◆ **Exercise prompt**:
In the data below, find each line containing the string "fanlar" and return it.

[start Exercise inputs]

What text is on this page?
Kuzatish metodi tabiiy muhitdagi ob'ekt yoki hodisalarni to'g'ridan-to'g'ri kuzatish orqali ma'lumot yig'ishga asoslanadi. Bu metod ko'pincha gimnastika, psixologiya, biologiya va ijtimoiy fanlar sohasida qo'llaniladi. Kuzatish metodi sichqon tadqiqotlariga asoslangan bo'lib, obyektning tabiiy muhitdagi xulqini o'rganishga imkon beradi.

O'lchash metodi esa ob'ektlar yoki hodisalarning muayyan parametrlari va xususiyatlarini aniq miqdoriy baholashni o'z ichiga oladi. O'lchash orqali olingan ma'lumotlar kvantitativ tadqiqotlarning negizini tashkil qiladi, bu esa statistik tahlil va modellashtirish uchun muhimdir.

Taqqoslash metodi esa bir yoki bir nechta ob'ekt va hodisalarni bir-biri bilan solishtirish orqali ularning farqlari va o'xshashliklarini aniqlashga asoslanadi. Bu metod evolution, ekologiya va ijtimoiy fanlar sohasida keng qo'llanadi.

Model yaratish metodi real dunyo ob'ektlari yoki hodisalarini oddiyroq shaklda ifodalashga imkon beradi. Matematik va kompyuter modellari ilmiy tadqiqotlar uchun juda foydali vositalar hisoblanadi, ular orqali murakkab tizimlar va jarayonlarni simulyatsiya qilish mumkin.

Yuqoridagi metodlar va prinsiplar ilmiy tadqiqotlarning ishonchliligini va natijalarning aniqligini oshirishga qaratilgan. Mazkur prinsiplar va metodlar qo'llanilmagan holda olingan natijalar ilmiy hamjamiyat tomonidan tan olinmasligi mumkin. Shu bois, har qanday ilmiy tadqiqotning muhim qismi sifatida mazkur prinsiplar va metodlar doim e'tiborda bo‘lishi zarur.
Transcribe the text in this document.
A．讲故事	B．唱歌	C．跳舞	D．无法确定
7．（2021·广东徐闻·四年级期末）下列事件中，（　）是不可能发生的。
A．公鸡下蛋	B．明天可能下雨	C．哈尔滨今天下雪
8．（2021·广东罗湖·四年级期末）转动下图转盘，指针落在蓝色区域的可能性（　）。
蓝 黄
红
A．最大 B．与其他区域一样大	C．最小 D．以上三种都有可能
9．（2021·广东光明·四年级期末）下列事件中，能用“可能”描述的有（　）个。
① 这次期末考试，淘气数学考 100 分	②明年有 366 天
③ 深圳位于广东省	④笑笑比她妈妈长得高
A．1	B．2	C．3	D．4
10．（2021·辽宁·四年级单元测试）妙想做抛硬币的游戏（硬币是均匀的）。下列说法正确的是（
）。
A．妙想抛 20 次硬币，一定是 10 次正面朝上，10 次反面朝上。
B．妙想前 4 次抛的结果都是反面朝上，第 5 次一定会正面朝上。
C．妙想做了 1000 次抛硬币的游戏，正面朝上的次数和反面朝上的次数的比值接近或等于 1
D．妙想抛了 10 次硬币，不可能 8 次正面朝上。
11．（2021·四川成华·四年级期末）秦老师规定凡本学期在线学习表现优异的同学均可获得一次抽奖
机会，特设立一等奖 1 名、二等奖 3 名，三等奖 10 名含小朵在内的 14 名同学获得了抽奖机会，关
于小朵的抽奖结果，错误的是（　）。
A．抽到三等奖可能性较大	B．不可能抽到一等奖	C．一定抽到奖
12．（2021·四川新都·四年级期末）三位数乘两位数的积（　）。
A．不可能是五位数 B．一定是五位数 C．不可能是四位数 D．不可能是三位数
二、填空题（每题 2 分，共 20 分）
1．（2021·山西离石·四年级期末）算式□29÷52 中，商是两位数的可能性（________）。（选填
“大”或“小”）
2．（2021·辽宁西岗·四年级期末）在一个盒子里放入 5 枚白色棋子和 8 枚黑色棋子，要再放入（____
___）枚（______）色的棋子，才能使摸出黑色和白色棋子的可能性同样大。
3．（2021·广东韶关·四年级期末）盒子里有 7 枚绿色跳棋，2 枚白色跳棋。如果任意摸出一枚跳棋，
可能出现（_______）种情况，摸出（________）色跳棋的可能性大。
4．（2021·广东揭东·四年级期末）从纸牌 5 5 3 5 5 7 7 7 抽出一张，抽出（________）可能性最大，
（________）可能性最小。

[end Exercise inputs]

◆ **Final result**:
Kuzatish metodi tabiiy muhitdagi ob'ekt yoki hodisalarni to'g'ridan-to'g'ri kuzatish orqali ma'lumot yig'ishga asoslanadi. Bu metod ko'pincha gimnastika, psixologiya, biologiya va ijtimoiy fanlar sohasida qo'llaniladi. Kuzatish metodi sichqon tadqiqotlariga asoslangan bo'lib, obyektning tabiiy muhitdagi xulqini o'rganishga imkon beradi.
Taqqoslash metodi esa bir yoki bir nechta ob'ekt va hodisalarni bir-biri bilan solishtirish orqali ularning farqlari va o'xshashliklarini aniqlashga asoslanadi. Bu metod evolution, ekologiya va ijtimoiy fanlar sohasida keng qo'llanadi.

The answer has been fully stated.